* start STORED RECORDS *

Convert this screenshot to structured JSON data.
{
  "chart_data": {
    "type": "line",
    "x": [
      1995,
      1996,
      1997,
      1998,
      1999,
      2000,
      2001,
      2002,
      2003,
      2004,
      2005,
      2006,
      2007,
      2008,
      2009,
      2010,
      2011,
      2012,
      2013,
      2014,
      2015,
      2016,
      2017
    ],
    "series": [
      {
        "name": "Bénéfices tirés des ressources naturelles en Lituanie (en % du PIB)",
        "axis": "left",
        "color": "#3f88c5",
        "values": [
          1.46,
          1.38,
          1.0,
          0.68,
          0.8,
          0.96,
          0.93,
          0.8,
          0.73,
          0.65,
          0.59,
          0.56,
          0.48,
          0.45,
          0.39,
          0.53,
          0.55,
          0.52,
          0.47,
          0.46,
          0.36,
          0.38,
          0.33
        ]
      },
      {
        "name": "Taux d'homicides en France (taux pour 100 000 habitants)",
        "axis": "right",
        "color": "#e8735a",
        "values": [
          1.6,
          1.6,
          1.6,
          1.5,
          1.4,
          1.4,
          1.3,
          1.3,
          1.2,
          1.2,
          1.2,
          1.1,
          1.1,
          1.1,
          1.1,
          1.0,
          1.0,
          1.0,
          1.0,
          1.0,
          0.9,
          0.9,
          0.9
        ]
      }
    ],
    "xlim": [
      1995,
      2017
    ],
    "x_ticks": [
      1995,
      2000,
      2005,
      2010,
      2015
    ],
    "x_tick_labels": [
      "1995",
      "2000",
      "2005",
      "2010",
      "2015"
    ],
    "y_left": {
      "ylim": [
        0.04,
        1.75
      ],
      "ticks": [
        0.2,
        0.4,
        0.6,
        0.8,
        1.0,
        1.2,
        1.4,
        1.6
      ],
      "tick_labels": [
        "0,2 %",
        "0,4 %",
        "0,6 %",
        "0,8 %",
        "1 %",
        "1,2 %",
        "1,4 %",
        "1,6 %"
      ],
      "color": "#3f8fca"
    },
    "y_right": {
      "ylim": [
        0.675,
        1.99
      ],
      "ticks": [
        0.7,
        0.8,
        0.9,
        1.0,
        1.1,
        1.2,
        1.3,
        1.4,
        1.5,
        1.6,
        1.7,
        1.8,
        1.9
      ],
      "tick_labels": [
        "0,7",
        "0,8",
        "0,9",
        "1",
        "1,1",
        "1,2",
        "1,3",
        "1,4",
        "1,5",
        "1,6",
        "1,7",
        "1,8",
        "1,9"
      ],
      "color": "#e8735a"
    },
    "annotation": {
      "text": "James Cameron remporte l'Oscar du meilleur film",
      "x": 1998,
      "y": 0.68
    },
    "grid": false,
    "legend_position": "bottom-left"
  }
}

* end STORED RECORDS *

- [REQUIREMENT]
Locate the word "name" in the records and collect each line it appears in.

- [WORKED SOLUTION]
        "name": "Bénéfices tirés des ressources naturelles en Lituanie (en % du PIB)",
        "name": "Taux d'homicides en France (taux pour 100 000 habitants)",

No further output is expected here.